***** RECORDS FOR THE TASK *****
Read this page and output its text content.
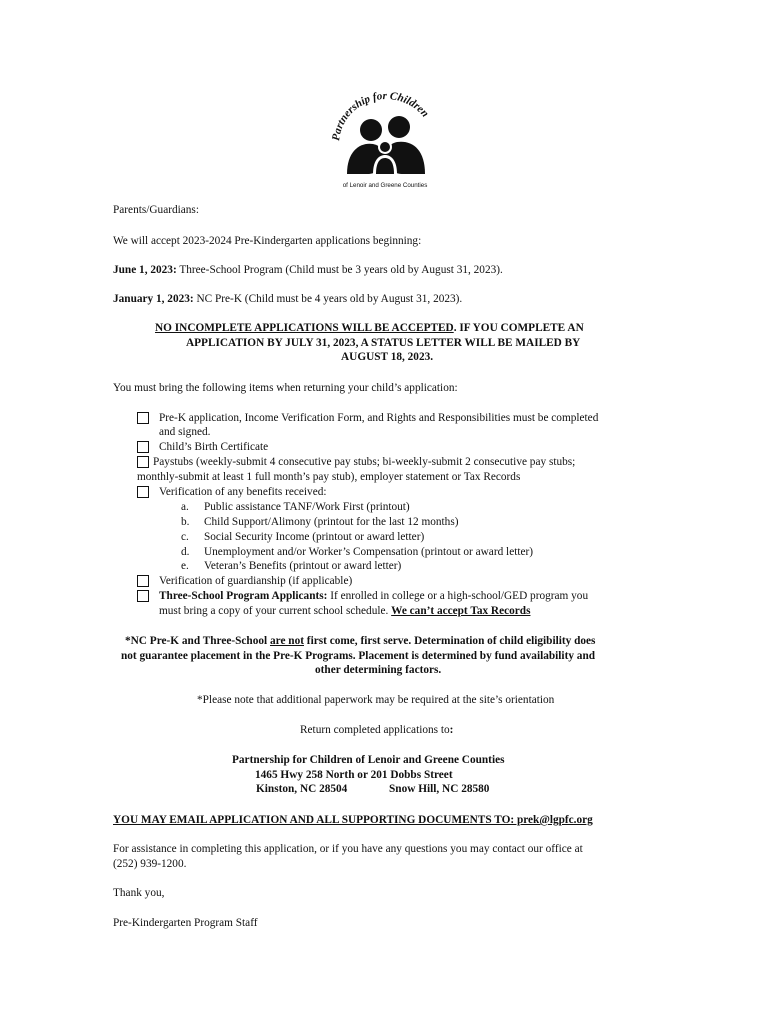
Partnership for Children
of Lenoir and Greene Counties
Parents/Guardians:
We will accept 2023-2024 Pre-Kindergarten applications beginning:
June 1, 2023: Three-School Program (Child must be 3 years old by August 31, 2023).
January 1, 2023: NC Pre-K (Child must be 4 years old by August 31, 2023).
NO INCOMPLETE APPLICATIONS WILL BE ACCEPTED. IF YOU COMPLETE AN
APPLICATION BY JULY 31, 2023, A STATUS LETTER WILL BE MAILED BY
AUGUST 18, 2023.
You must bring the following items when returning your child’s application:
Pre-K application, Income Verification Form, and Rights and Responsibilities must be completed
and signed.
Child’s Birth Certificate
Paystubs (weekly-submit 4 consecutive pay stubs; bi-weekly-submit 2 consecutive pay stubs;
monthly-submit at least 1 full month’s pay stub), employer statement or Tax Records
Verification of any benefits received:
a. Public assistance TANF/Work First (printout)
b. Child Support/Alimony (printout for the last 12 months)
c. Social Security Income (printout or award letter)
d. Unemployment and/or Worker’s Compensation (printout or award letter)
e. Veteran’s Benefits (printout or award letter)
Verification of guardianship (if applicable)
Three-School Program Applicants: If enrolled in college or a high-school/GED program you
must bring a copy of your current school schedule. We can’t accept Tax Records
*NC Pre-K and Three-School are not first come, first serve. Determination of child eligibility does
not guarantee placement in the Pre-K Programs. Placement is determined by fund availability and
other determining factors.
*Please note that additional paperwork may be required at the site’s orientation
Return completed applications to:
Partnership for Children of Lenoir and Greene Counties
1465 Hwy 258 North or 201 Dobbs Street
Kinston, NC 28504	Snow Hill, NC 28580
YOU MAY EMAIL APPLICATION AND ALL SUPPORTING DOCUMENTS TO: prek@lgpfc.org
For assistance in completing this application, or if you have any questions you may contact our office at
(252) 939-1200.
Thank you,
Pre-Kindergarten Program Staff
*****
Give every record back exactly as it reads, with no images.

» **SOLUTION BELOW**
Read this page and output its text content.
Partnership for Children
of Lenoir and Greene Counties
Parents/Guardians:
We will accept 2023-2024 Pre-Kindergarten applications beginning:
June 1, 2023: Three-School Program (Child must be 3 years old by August 31, 2023).
January 1, 2023: NC Pre-K (Child must be 4 years old by August 31, 2023).
NO INCOMPLETE APPLICATIONS WILL BE ACCEPTED. IF YOU COMPLETE AN
APPLICATION BY JULY 31, 2023, A STATUS LETTER WILL BE MAILED BY
AUGUST 18, 2023.
You must bring the following items when returning your child’s application:
Pre-K application, Income Verification Form, and Rights and Responsibilities must be completed
and signed.
Child’s Birth Certificate
Paystubs (weekly-submit 4 consecutive pay stubs; bi-weekly-submit 2 consecutive pay stubs;
monthly-submit at least 1 full month’s pay stub), employer statement or Tax Records
Verification of any benefits received:
a. Public assistance TANF/Work First (printout)
b. Child Support/Alimony (printout for the last 12 months)
c. Social Security Income (printout or award letter)
d. Unemployment and/or Worker’s Compensation (printout or award letter)
e. Veteran’s Benefits (printout or award letter)
Verification of guardianship (if applicable)
Three-School Program Applicants: If enrolled in college or a high-school/GED program you
must bring a copy of your current school schedule. We can’t accept Tax Records
*NC Pre-K and Three-School are not first come, first serve. Determination of child eligibility does
not guarantee placement in the Pre-K Programs. Placement is determined by fund availability and
other determining factors.
*Please note that additional paperwork may be required at the site’s orientation
Return completed applications to:
Partnership for Children of Lenoir and Greene Counties
1465 Hwy 258 North or 201 Dobbs Street
Kinston, NC 28504	Snow Hill, NC 28580
YOU MAY EMAIL APPLICATION AND ALL SUPPORTING DOCUMENTS TO: prek@lgpfc.org
For assistance in completing this application, or if you have any questions you may contact our office at
(252) 939-1200.
Thank you,
Pre-Kindergarten Program Staff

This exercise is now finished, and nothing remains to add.